▸ Goal
Update the data starting at the line that has "lags-col-lacp-timeout[interactable]: LACP Time" and ending after the line that has "help-icon[interactable]: ? <box>669" by changing "spinner-icon" to "stepper-icon" and leaving everything else unchanged. Return only those lines.

┄┄┄┄┄┄┄┄┄┄

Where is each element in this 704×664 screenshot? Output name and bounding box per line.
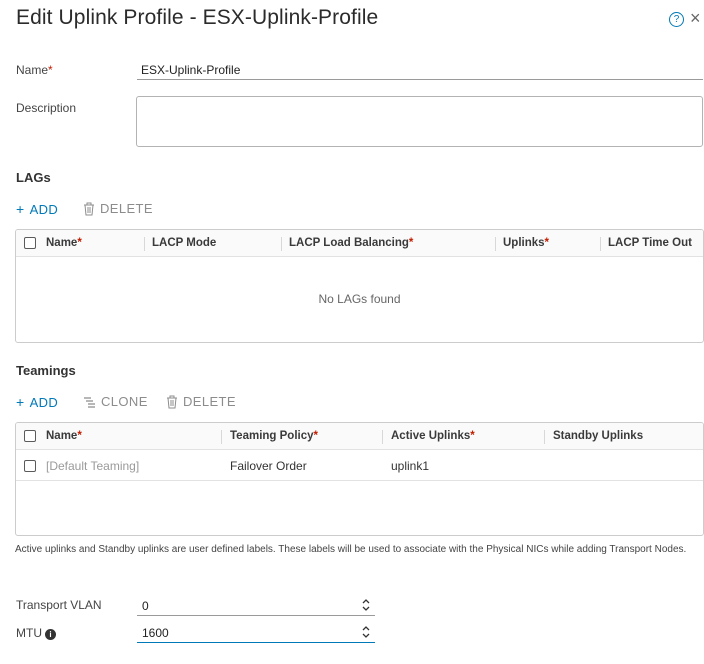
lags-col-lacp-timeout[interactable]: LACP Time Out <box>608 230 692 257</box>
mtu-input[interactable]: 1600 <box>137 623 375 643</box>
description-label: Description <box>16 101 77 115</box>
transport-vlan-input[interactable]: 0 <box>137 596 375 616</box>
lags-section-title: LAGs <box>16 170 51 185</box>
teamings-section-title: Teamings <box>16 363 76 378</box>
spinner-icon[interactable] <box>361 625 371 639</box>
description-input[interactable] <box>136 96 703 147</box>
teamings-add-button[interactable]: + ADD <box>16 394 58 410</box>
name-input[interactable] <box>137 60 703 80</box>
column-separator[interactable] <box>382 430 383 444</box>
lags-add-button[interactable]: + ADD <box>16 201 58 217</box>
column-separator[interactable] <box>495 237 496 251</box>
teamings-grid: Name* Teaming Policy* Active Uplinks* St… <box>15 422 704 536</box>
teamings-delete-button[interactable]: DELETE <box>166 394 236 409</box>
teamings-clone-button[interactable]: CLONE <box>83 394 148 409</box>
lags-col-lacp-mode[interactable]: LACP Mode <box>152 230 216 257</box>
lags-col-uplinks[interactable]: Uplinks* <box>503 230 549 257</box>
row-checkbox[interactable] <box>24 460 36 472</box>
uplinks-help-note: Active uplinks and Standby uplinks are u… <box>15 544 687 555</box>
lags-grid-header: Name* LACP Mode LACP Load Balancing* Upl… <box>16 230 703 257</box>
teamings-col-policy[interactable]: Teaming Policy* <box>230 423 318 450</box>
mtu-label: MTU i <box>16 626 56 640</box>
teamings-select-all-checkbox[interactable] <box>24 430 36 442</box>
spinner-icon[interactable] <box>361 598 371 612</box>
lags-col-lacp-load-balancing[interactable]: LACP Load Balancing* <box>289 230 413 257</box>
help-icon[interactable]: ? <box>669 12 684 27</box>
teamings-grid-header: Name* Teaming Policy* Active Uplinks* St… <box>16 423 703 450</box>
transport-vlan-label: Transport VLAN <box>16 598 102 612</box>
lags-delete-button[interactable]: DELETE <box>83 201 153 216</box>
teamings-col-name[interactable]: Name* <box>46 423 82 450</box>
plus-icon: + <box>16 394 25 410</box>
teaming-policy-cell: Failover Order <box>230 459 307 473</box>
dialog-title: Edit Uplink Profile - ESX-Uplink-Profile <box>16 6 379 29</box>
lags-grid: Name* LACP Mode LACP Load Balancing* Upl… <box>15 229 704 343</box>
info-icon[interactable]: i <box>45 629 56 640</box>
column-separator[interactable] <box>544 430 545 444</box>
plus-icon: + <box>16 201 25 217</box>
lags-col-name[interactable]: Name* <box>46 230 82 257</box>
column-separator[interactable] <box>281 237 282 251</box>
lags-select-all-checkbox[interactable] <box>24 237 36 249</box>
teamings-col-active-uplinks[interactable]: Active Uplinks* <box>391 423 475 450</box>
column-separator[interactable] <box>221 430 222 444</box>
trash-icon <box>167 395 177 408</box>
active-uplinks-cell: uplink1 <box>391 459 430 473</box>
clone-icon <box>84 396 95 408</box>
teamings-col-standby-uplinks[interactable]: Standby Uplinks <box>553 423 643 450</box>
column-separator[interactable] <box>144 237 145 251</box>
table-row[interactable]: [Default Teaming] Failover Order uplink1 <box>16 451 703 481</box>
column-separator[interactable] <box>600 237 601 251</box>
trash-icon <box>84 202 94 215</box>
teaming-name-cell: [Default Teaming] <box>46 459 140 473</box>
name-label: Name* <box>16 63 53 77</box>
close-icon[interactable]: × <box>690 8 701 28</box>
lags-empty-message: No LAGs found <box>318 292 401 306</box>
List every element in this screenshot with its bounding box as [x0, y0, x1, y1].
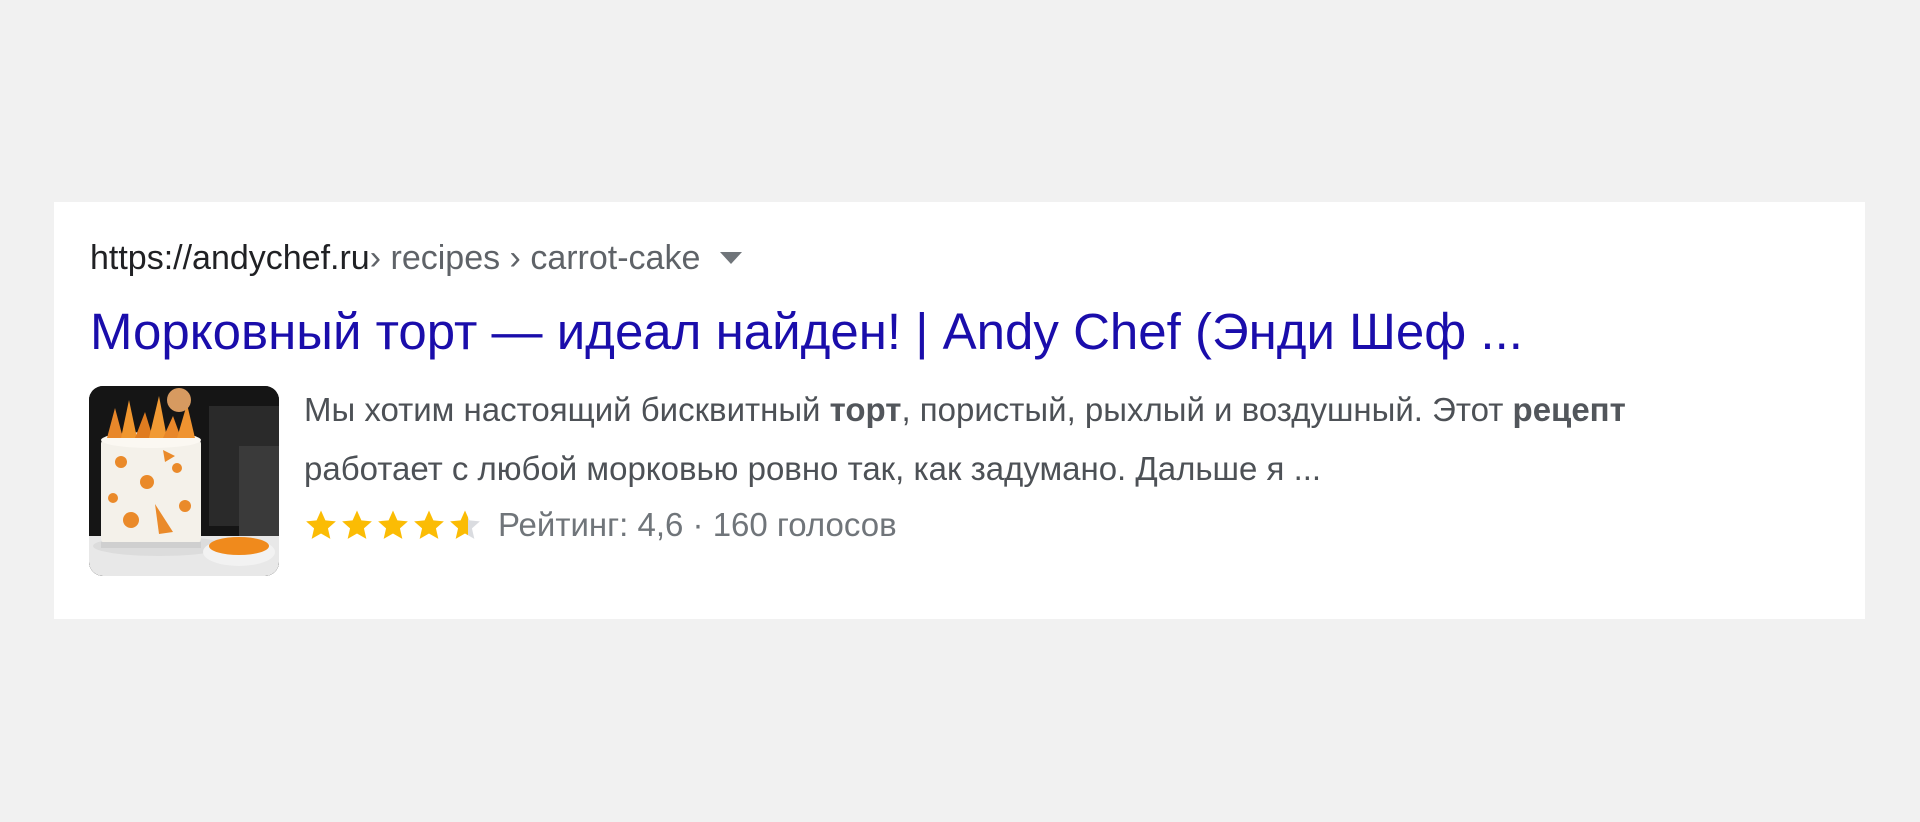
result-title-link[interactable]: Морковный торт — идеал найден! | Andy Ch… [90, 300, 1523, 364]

┄┄┄┄┄┄┄┄┄┄

▸ Expected answer
lags-col-lacp-timeout[interactable]: LACP Time Out <box>608 230 692 257</box>
mtu-input[interactable]: 1600 <box>137 623 375 643</box>
description-label: Description <box>16 101 77 115</box>
transport-vlan-input[interactable]: 0 <box>137 596 375 616</box>
lags-section-title: LAGs <box>16 170 51 185</box>
teamings-section-title: Teamings <box>16 363 76 378</box>
stepper-icon[interactable] <box>361 625 371 639</box>
description-input[interactable] <box>136 96 703 147</box>
teamings-add-button[interactable]: + ADD <box>16 394 58 410</box>
name-input[interactable] <box>137 60 703 80</box>
column-separator[interactable] <box>382 430 383 444</box>
lags-add-button[interactable]: + ADD <box>16 201 58 217</box>
column-separator[interactable] <box>495 237 496 251</box>
teamings-grid: Name* Teaming Policy* Active Uplinks* St… <box>15 422 704 536</box>
teamings-delete-button[interactable]: DELETE <box>166 394 236 409</box>
teamings-clone-button[interactable]: CLONE <box>83 394 148 409</box>
lags-col-lacp-mode[interactable]: LACP Mode <box>152 230 216 257</box>
lags-col-uplinks[interactable]: Uplinks* <box>503 230 549 257</box>
row-checkbox[interactable] <box>24 460 36 472</box>
uplinks-help-note: Active uplinks and Standby uplinks are u… <box>15 544 687 555</box>
lags-grid-header: Name* LACP Mode LACP Load Balancing* Upl… <box>16 230 703 257</box>
teamings-col-policy[interactable]: Teaming Policy* <box>230 423 318 450</box>
mtu-label: MTU i <box>16 626 56 640</box>
teamings-select-all-checkbox[interactable] <box>24 430 36 442</box>
stepper-icon[interactable] <box>361 598 371 612</box>
lags-col-lacp-load-balancing[interactable]: LACP Load Balancing* <box>289 230 413 257</box>
help-icon[interactable]: ? <box>669 12 684 27</box>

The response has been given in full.